[Short exercise]
Find the lines that hold the word "title" and return them.

===== Supplied information

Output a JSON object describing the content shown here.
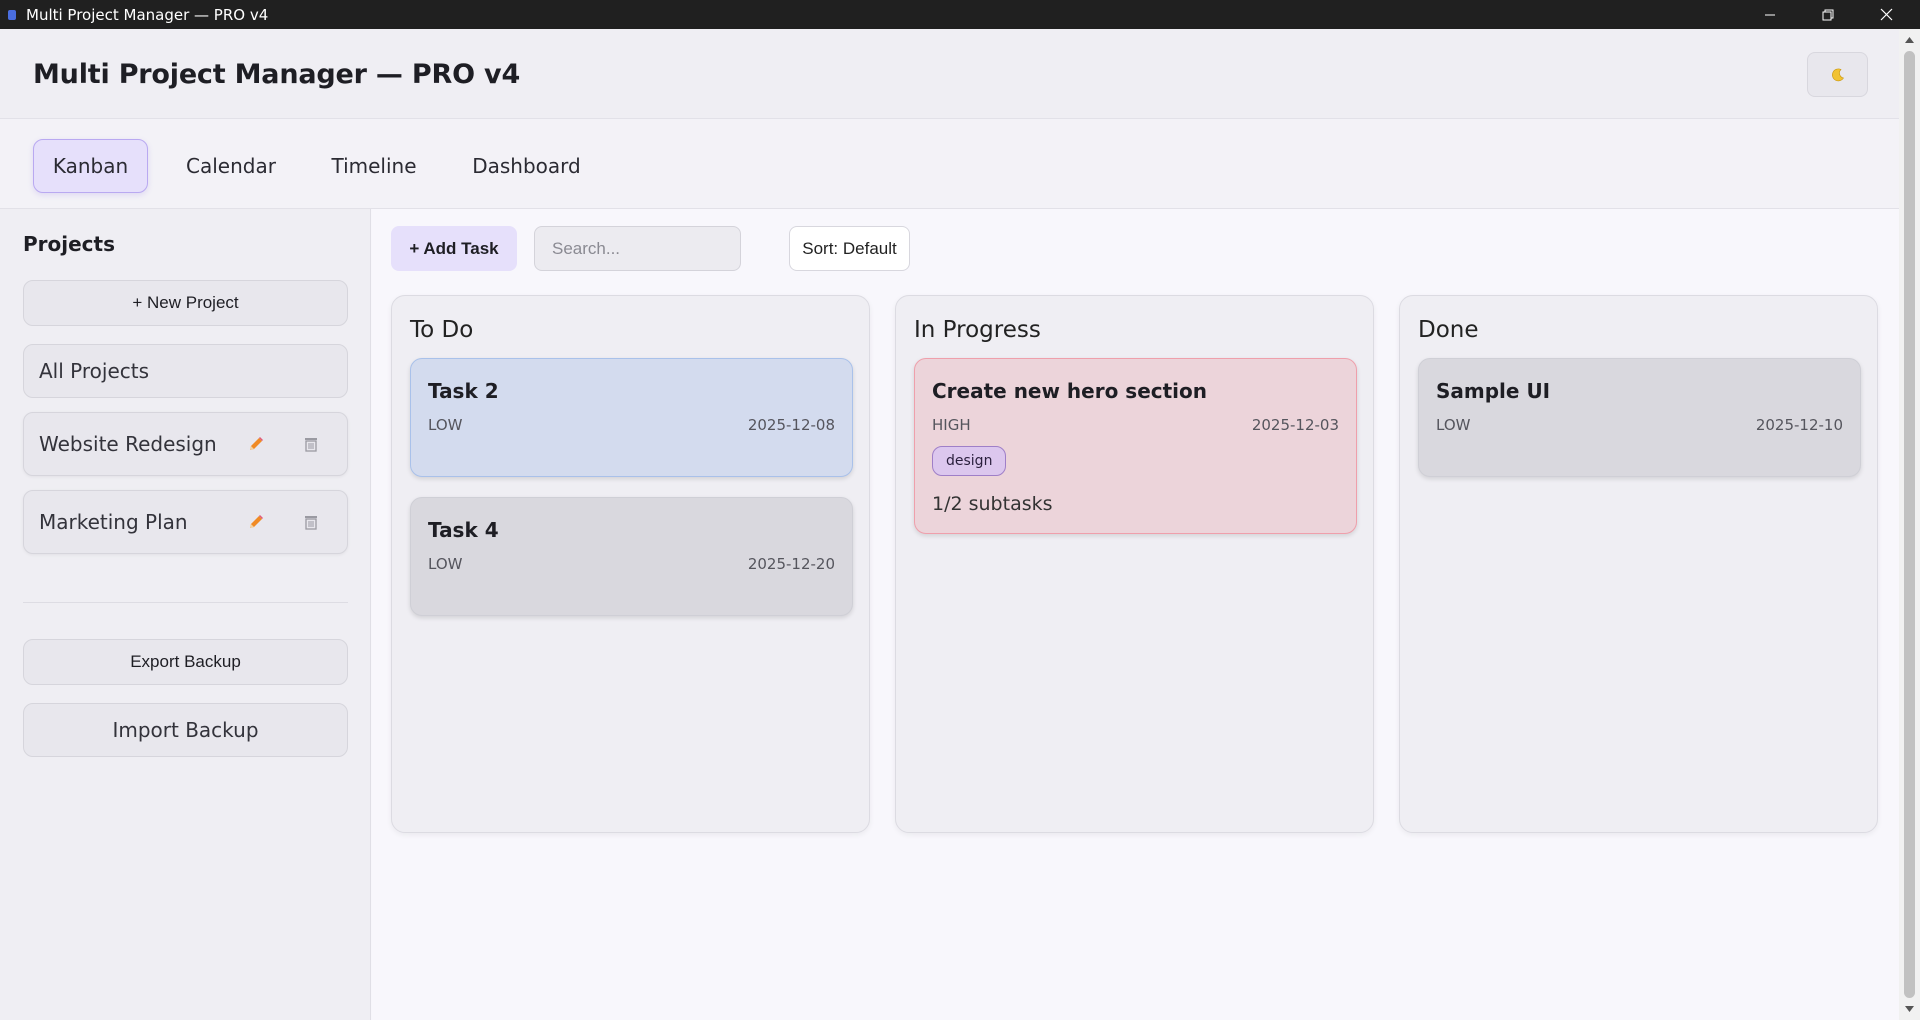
{
  "window": {
    "title": "Multi Project Manager — PRO v4"
  },
  "header": {
    "title": "Multi Project Manager — PRO v4",
    "theme_icon": "moon-icon"
  },
  "tabs": [
    {
      "label": "Kanban",
      "active": true
    },
    {
      "label": "Calendar",
      "active": false
    },
    {
      "label": "Timeline",
      "active": false
    },
    {
      "label": "Dashboard",
      "active": false
    }
  ],
  "sidebar": {
    "heading": "Projects",
    "new_project_label": "+ New Project",
    "all_projects_label": "All Projects",
    "projects": [
      {
        "name": "Website Redesign",
        "edit_icon": "pencil-icon",
        "delete_icon": "trash-icon"
      },
      {
        "name": "Marketing Plan",
        "edit_icon": "pencil-icon",
        "delete_icon": "trash-icon"
      }
    ],
    "export_label": "Export Backup",
    "import_label": "Import Backup"
  },
  "toolbar": {
    "add_task_label": "+ Add Task",
    "search_placeholder": "Search...",
    "search_value": "",
    "sort_label": "Sort: Default"
  },
  "columns": [
    {
      "title": "To Do",
      "cards": [
        {
          "title": "Task 2",
          "priority": "LOW",
          "due": "2025-12-08",
          "color": "#d3dbee"
        },
        {
          "title": "Task 4",
          "priority": "LOW",
          "due": "2025-12-20",
          "color": "#d9d8de"
        }
      ]
    },
    {
      "title": "In Progress",
      "cards": [
        {
          "title": "Create new hero section",
          "priority": "HIGH",
          "due": "2025-12-03",
          "tag": "design",
          "subtasks": "1/2 subtasks",
          "color": "#ecd4da"
        }
      ]
    },
    {
      "title": "Done",
      "cards": [
        {
          "title": "Sample UI",
          "priority": "LOW",
          "due": "2025-12-10",
          "color": "#d9d8de"
        }
      ]
    }
  ],
  "colors": {
    "accent": "#e6e0fb",
    "accent_border": "#b9a9f1",
    "high_priority": "#ecd4da",
    "selected_card": "#d3dbee"
  }
}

==========

[Correct result]
    "title": "Multi Project Manager — PRO v4"
    "title": "Multi Project Manager — PRO v4",
      "title": "To Do",
          "title": "Task 2",
          "title": "Task 4",
      "title": "In Progress",
          "title": "Create new hero section",
      "title": "Done",
          "title": "Sample UI",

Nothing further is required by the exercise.